↓↓↓
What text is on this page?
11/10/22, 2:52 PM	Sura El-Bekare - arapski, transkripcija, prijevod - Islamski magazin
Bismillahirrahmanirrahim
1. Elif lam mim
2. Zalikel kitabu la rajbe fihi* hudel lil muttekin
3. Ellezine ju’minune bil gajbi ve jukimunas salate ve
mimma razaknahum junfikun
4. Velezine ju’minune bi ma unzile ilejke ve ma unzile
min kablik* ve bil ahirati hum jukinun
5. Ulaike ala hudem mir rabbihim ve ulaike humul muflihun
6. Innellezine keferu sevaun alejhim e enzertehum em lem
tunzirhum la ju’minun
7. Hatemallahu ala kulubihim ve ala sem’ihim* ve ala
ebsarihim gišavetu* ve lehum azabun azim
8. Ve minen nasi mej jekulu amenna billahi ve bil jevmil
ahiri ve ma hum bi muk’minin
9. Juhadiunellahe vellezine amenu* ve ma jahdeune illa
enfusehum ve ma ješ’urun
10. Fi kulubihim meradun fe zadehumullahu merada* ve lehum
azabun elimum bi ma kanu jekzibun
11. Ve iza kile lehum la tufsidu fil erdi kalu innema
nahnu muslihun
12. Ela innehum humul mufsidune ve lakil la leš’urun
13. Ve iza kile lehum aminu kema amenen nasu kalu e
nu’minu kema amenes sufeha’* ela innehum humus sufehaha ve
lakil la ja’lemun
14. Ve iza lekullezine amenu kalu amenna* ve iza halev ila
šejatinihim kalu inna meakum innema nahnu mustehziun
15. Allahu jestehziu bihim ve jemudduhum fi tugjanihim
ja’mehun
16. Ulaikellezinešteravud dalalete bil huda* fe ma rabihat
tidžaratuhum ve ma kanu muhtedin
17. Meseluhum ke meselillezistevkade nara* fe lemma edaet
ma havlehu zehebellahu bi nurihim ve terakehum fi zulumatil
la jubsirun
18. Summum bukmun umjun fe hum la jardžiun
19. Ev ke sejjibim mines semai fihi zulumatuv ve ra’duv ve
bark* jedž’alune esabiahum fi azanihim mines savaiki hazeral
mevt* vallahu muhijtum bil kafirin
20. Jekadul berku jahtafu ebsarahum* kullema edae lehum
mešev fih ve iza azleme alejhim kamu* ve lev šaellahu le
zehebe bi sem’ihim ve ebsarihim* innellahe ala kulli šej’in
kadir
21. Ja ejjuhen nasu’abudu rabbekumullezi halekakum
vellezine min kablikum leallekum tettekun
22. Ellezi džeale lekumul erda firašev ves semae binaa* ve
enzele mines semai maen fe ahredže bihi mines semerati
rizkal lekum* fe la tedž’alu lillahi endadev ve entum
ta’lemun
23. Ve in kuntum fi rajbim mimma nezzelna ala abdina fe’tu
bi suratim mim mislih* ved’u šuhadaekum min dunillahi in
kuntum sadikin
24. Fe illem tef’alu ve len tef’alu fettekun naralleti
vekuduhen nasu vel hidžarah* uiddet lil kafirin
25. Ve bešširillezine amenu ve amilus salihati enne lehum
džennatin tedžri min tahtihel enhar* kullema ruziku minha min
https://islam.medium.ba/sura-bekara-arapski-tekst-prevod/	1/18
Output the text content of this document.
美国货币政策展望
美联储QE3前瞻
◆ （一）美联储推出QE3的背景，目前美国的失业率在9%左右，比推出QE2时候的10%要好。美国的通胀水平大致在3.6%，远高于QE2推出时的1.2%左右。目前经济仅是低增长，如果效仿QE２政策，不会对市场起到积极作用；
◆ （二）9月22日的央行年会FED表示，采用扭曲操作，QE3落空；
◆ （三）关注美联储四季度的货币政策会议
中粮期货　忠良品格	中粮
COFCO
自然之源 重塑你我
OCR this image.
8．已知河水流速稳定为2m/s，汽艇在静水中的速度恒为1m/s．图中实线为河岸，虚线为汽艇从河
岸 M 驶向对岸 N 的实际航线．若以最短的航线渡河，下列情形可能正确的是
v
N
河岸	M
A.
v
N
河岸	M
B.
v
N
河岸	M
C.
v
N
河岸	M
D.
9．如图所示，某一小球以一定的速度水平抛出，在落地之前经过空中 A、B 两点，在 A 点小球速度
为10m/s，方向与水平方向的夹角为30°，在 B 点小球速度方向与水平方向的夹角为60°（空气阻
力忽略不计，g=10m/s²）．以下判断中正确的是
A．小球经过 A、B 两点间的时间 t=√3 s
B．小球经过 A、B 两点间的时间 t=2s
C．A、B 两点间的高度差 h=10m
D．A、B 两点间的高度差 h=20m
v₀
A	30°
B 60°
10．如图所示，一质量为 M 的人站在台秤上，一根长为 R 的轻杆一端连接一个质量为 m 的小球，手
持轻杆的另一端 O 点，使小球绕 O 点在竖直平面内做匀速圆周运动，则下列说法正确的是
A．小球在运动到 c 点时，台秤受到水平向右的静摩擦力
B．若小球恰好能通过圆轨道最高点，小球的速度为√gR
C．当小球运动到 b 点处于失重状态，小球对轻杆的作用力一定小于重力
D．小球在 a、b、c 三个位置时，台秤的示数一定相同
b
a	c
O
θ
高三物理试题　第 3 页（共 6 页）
↑↑↑
EXERCISE REQUIREMENTS:
Restate the data above exactly, keeping each word as it stands.

EXERCISE SOLUTION:
What text is on this page?
11/10/22, 2:52 PM	Sura El-Bekare - arapski, transkripcija, prijevod - Islamski magazin
Bismillahirrahmanirrahim
1. Elif lam mim
2. Zalikel kitabu la rajbe fihi* hudel lil muttekin
3. Ellezine ju’minune bil gajbi ve jukimunas salate ve
mimma razaknahum junfikun
4. Velezine ju’minune bi ma unzile ilejke ve ma unzile
min kablik* ve bil ahirati hum jukinun
5. Ulaike ala hudem mir rabbihim ve ulaike humul muflihun
6. Innellezine keferu sevaun alejhim e enzertehum em lem
tunzirhum la ju’minun
7. Hatemallahu ala kulubihim ve ala sem’ihim* ve ala
ebsarihim gišavetu* ve lehum azabun azim
8. Ve minen nasi mej jekulu amenna billahi ve bil jevmil
ahiri ve ma hum bi muk’minin
9. Juhadiunellahe vellezine amenu* ve ma jahdeune illa
enfusehum ve ma ješ’urun
10. Fi kulubihim meradun fe zadehumullahu merada* ve lehum
azabun elimum bi ma kanu jekzibun
11. Ve iza kile lehum la tufsidu fil erdi kalu innema
nahnu muslihun
12. Ela innehum humul mufsidune ve lakil la leš’urun
13. Ve iza kile lehum aminu kema amenen nasu kalu e
nu’minu kema amenes sufeha’* ela innehum humus sufehaha ve
lakil la ja’lemun
14. Ve iza lekullezine amenu kalu amenna* ve iza halev ila
šejatinihim kalu inna meakum innema nahnu mustehziun
15. Allahu jestehziu bihim ve jemudduhum fi tugjanihim
ja’mehun
16. Ulaikellezinešteravud dalalete bil huda* fe ma rabihat
tidžaratuhum ve ma kanu muhtedin
17. Meseluhum ke meselillezistevkade nara* fe lemma edaet
ma havlehu zehebellahu bi nurihim ve terakehum fi zulumatil
la jubsirun
18. Summum bukmun umjun fe hum la jardžiun
19. Ev ke sejjibim mines semai fihi zulumatuv ve ra’duv ve
bark* jedž’alune esabiahum fi azanihim mines savaiki hazeral
mevt* vallahu muhijtum bil kafirin
20. Jekadul berku jahtafu ebsarahum* kullema edae lehum
mešev fih ve iza azleme alejhim kamu* ve lev šaellahu le
zehebe bi sem’ihim ve ebsarihim* innellahe ala kulli šej’in
kadir
21. Ja ejjuhen nasu’abudu rabbekumullezi halekakum
vellezine min kablikum leallekum tettekun
22. Ellezi džeale lekumul erda firašev ves semae binaa* ve
enzele mines semai maen fe ahredže bihi mines semerati
rizkal lekum* fe la tedž’alu lillahi endadev ve entum
ta’lemun
23. Ve in kuntum fi rajbim mimma nezzelna ala abdina fe’tu
bi suratim mim mislih* ved’u šuhadaekum min dunillahi in
kuntum sadikin
24. Fe illem tef’alu ve len tef’alu fettekun naralleti
vekuduhen nasu vel hidžarah* uiddet lil kafirin
25. Ve bešširillezine amenu ve amilus salihati enne lehum
džennatin tedžri min tahtihel enhar* kullema ruziku minha min
https://islam.medium.ba/sura-bekara-arapski-tekst-prevod/	1/18
Output the text content of this document.
美国货币政策展望
美联储QE3前瞻
◆ （一）美联储推出QE3的背景，目前美国的失业率在9%左右，比推出QE2时候的10%要好。美国的通胀水平大致在3.6%，远高于QE2推出时的1.2%左右。目前经济仅是低增长，如果效仿QE２政策，不会对市场起到积极作用；
◆ （二）9月22日的央行年会FED表示，采用扭曲操作，QE3落空；
◆ （三）关注美联储四季度的货币政策会议
中粮期货　忠良品格	中粮
COFCO
自然之源 重塑你我
OCR this image.
8．已知河水流速稳定为2m/s，汽艇在静水中的速度恒为1m/s．图中实线为河岸，虚线为汽艇从河
岸 M 驶向对岸 N 的实际航线．若以最短的航线渡河，下列情形可能正确的是
v
N
河岸	M
A.
v
N
河岸	M
B.
v
N
河岸	M
C.
v
N
河岸	M
D.
9．如图所示，某一小球以一定的速度水平抛出，在落地之前经过空中 A、B 两点，在 A 点小球速度
为10m/s，方向与水平方向的夹角为30°，在 B 点小球速度方向与水平方向的夹角为60°（空气阻
力忽略不计，g=10m/s²）．以下判断中正确的是
A．小球经过 A、B 两点间的时间 t=√3 s
B．小球经过 A、B 两点间的时间 t=2s
C．A、B 两点间的高度差 h=10m
D．A、B 两点间的高度差 h=20m
v₀
A	30°
B 60°
10．如图所示，一质量为 M 的人站在台秤上，一根长为 R 的轻杆一端连接一个质量为 m 的小球，手
持轻杆的另一端 O 点，使小球绕 O 点在竖直平面内做匀速圆周运动，则下列说法正确的是
A．小球在运动到 c 点时，台秤受到水平向右的静摩擦力
B．若小球恰好能通过圆轨道最高点，小球的速度为√gR
C．当小球运动到 b 点处于失重状态，小球对轻杆的作用力一定小于重力
D．小球在 a、b、c 三个位置时，台秤的示数一定相同
b
a	c
O
θ
高三物理试题　第 3 页（共 6 页）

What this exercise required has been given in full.